----- Data section -----

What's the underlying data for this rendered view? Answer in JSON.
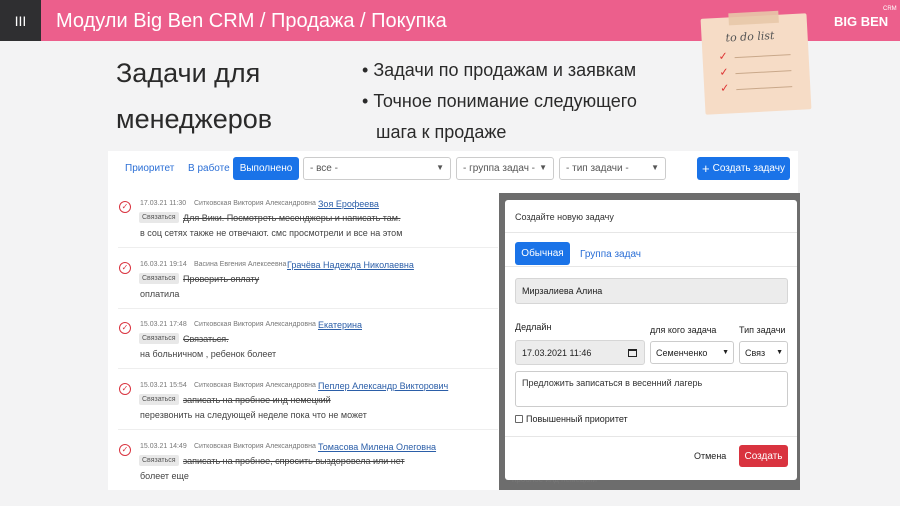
{
  "header": {
    "menu_icon": "III",
    "title": "Модули Big Ben CRM / Продажа / Покупка"
  },
  "logo": {
    "text": "BIG BEN",
    "small": "CRM"
  },
  "slide": {
    "heading_line1": "Задачи для",
    "heading_line2": "менеджеров",
    "bullet1": "Задачи по продажам и заявкам",
    "bullet2_line1": "Точное понимание следующего",
    "bullet2_line2": "шага к продаже",
    "note_title": "to do list"
  },
  "toolbar": {
    "priority": "Приоритет",
    "in_work": "В работе",
    "done": "Выполнено",
    "filter_all": "- все -",
    "filter_group": "- группа задач -",
    "filter_type": "- тип задачи -",
    "create": "Создать задачу"
  },
  "tasks": [
    {
      "date": "17.03.21 11:30",
      "author": "Ситковская Виктория Александровна",
      "client": "Зоя Ерофеева",
      "badge": "Связаться",
      "title": "Для Вики. Посмотреть месенджеры и написать там.",
      "note": "в соц сетях также не отвечают. смс просмотрели и все на этом"
    },
    {
      "date": "16.03.21 19:14",
      "author": "Васина Евгения Алексеевна",
      "client": "Грачёва Надежда Николаевна",
      "badge": "Связаться",
      "title": "Проверить оплату",
      "note": "оплатила"
    },
    {
      "date": "15.03.21 17:48",
      "author": "Ситковская Виктория Александровна",
      "client": "Екатерина",
      "badge": "Связаться",
      "title": "Связаться.",
      "note": "на больничном , ребенок болеет"
    },
    {
      "date": "15.03.21 15:54",
      "author": "Ситковская Виктория Александровна",
      "client": "Пеплер Александр Викторович",
      "badge": "Связаться",
      "title": "записать на пробное инд немецкий",
      "note": "перезвонить на следующей неделе пока что не может"
    },
    {
      "date": "15.03.21 14:49",
      "author": "Ситковская Виктория Александровна",
      "client": "Томасова Милена Олеговна",
      "badge": "Связаться",
      "title": "записать на пробное, спросить выздоровела или нет",
      "note": "болеет еще"
    }
  ],
  "modal": {
    "title": "Создайте новую задачу",
    "tab_regular": "Обычная",
    "tab_group": "Группа задач",
    "client_value": "Мирзалиева Алина",
    "deadline_label": "Дедлайн",
    "deadline_value": "17.03.2021 11:46",
    "assignee_label": "для кого задача",
    "assignee_value": "Семенченко",
    "type_label": "Тип задачи",
    "type_value": "Связ",
    "description": "Предложить записаться в весенний лагерь",
    "priority_checkbox": "Повышенный приоритет",
    "cancel": "Отмена",
    "create": "Создать",
    "behind_text": "пробное инд немецкий"
  },
  "colors": {
    "header": "#ec5f8c",
    "primary": "#1a73e8",
    "danger": "#d9333f"
  }
}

-----

**Task details**
Leave out the pictures and output every record above precisely as given.

**Reply**
What's the underlying data for this rendered view? Answer in JSON.
{
  "header": {
    "menu_icon": "III",
    "title": "Модули Big Ben CRM / Продажа / Покупка"
  },
  "logo": {
    "text": "BIG BEN",
    "small": "CRM"
  },
  "slide": {
    "heading_line1": "Задачи для",
    "heading_line2": "менеджеров",
    "bullet1": "Задачи по продажам и заявкам",
    "bullet2_line1": "Точное понимание следующего",
    "bullet2_line2": "шага к продаже",
    "note_title": "to do list"
  },
  "toolbar": {
    "priority": "Приоритет",
    "in_work": "В работе",
    "done": "Выполнено",
    "filter_all": "- все -",
    "filter_group": "- группа задач -",
    "filter_type": "- тип задачи -",
    "create": "Создать задачу"
  },
  "tasks": [
    {
      "date": "17.03.21 11:30",
      "author": "Ситковская Виктория Александровна",
      "client": "Зоя Ерофеева",
      "badge": "Связаться",
      "title": "Для Вики. Посмотреть месенджеры и написать там.",
      "note": "в соц сетях также не отвечают. смс просмотрели и все на этом"
    },
    {
      "date": "16.03.21 19:14",
      "author": "Васина Евгения Алексеевна",
      "client": "Грачёва Надежда Николаевна",
      "badge": "Связаться",
      "title": "Проверить оплату",
      "note": "оплатила"
    },
    {
      "date": "15.03.21 17:48",
      "author": "Ситковская Виктория Александровна",
      "client": "Екатерина",
      "badge": "Связаться",
      "title": "Связаться.",
      "note": "на больничном , ребенок болеет"
    },
    {
      "date": "15.03.21 15:54",
      "author": "Ситковская Виктория Александровна",
      "client": "Пеплер Александр Викторович",
      "badge": "Связаться",
      "title": "записать на пробное инд немецкий",
      "note": "перезвонить на следующей неделе пока что не может"
    },
    {
      "date": "15.03.21 14:49",
      "author": "Ситковская Виктория Александровна",
      "client": "Томасова Милена Олеговна",
      "badge": "Связаться",
      "title": "записать на пробное, спросить выздоровела или нет",
      "note": "болеет еще"
    }
  ],
  "modal": {
    "title": "Создайте новую задачу",
    "tab_regular": "Обычная",
    "tab_group": "Группа задач",
    "client_value": "Мирзалиева Алина",
    "deadline_label": "Дедлайн",
    "deadline_value": "17.03.2021 11:46",
    "assignee_label": "для кого задача",
    "assignee_value": "Семенченко",
    "type_label": "Тип задачи",
    "type_value": "Связ",
    "description": "Предложить записаться в весенний лагерь",
    "priority_checkbox": "Повышенный приоритет",
    "cancel": "Отмена",
    "create": "Создать",
    "behind_text": "пробное инд немецкий"
  },
  "colors": {
    "header": "#ec5f8c",
    "primary": "#1a73e8",
    "danger": "#d9333f"
  }
}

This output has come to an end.